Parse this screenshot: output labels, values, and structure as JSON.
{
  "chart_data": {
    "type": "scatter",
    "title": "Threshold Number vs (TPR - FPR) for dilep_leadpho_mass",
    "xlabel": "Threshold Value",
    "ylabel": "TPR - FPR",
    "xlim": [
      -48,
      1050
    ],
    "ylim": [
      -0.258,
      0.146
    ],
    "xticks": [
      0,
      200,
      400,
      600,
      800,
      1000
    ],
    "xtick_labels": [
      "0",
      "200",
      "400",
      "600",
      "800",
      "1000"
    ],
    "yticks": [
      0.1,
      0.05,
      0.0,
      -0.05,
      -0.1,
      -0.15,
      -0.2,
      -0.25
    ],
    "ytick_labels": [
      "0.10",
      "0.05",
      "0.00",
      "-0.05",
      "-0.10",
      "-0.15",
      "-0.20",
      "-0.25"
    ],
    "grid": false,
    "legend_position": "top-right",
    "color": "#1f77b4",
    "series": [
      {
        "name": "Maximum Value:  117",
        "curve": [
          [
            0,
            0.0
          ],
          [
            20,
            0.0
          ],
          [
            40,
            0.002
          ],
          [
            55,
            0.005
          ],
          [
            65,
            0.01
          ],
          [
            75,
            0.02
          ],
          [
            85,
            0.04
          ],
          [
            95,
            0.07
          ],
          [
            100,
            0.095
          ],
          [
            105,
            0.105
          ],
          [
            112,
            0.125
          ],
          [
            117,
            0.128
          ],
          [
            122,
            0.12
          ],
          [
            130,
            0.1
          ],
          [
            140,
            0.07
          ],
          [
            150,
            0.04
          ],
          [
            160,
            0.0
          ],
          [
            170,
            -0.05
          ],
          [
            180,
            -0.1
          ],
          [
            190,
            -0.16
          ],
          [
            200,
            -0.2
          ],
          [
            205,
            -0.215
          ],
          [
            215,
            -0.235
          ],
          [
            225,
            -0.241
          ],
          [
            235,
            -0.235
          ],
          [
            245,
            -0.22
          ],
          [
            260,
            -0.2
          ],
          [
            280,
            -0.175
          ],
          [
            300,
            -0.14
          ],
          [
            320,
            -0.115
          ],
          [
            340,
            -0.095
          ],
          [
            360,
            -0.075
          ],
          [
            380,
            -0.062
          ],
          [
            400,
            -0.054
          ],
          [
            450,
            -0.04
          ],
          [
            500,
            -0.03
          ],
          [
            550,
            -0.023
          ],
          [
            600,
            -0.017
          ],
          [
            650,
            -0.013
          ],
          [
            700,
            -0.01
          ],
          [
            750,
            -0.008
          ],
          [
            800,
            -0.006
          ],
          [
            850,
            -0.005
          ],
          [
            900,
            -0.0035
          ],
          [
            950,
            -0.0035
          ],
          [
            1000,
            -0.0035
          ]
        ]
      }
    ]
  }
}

● ● ●

◆ Your goal ◆
Return all of the data precisely as it appears.

◆ Task answer ◆
Parse this screenshot: output labels, values, and structure as JSON.
{
  "chart_data": {
    "type": "scatter",
    "title": "Threshold Number vs (TPR - FPR) for dilep_leadpho_mass",
    "xlabel": "Threshold Value",
    "ylabel": "TPR - FPR",
    "xlim": [
      -48,
      1050
    ],
    "ylim": [
      -0.258,
      0.146
    ],
    "xticks": [
      0,
      200,
      400,
      600,
      800,
      1000
    ],
    "xtick_labels": [
      "0",
      "200",
      "400",
      "600",
      "800",
      "1000"
    ],
    "yticks": [
      0.1,
      0.05,
      0.0,
      -0.05,
      -0.1,
      -0.15,
      -0.2,
      -0.25
    ],
    "ytick_labels": [
      "0.10",
      "0.05",
      "0.00",
      "-0.05",
      "-0.10",
      "-0.15",
      "-0.20",
      "-0.25"
    ],
    "grid": false,
    "legend_position": "top-right",
    "color": "#1f77b4",
    "series": [
      {
        "name": "Maximum Value:  117",
        "curve": [
          [
            0,
            0.0
          ],
          [
            20,
            0.0
          ],
          [
            40,
            0.002
          ],
          [
            55,
            0.005
          ],
          [
            65,
            0.01
          ],
          [
            75,
            0.02
          ],
          [
            85,
            0.04
          ],
          [
            95,
            0.07
          ],
          [
            100,
            0.095
          ],
          [
            105,
            0.105
          ],
          [
            112,
            0.125
          ],
          [
            117,
            0.128
          ],
          [
            122,
            0.12
          ],
          [
            130,
            0.1
          ],
          [
            140,
            0.07
          ],
          [
            150,
            0.04
          ],
          [
            160,
            0.0
          ],
          [
            170,
            -0.05
          ],
          [
            180,
            -0.1
          ],
          [
            190,
            -0.16
          ],
          [
            200,
            -0.2
          ],
          [
            205,
            -0.215
          ],
          [
            215,
            -0.235
          ],
          [
            225,
            -0.241
          ],
          [
            235,
            -0.235
          ],
          [
            245,
            -0.22
          ],
          [
            260,
            -0.2
          ],
          [
            280,
            -0.175
          ],
          [
            300,
            -0.14
          ],
          [
            320,
            -0.115
          ],
          [
            340,
            -0.095
          ],
          [
            360,
            -0.075
          ],
          [
            380,
            -0.062
          ],
          [
            400,
            -0.054
          ],
          [
            450,
            -0.04
          ],
          [
            500,
            -0.03
          ],
          [
            550,
            -0.023
          ],
          [
            600,
            -0.017
          ],
          [
            650,
            -0.013
          ],
          [
            700,
            -0.01
          ],
          [
            750,
            -0.008
          ],
          [
            800,
            -0.006
          ],
          [
            850,
            -0.005
          ],
          [
            900,
            -0.0035
          ],
          [
            950,
            -0.0035
          ],
          [
            1000,
            -0.0035
          ]
        ]
      }
    ]
  }
}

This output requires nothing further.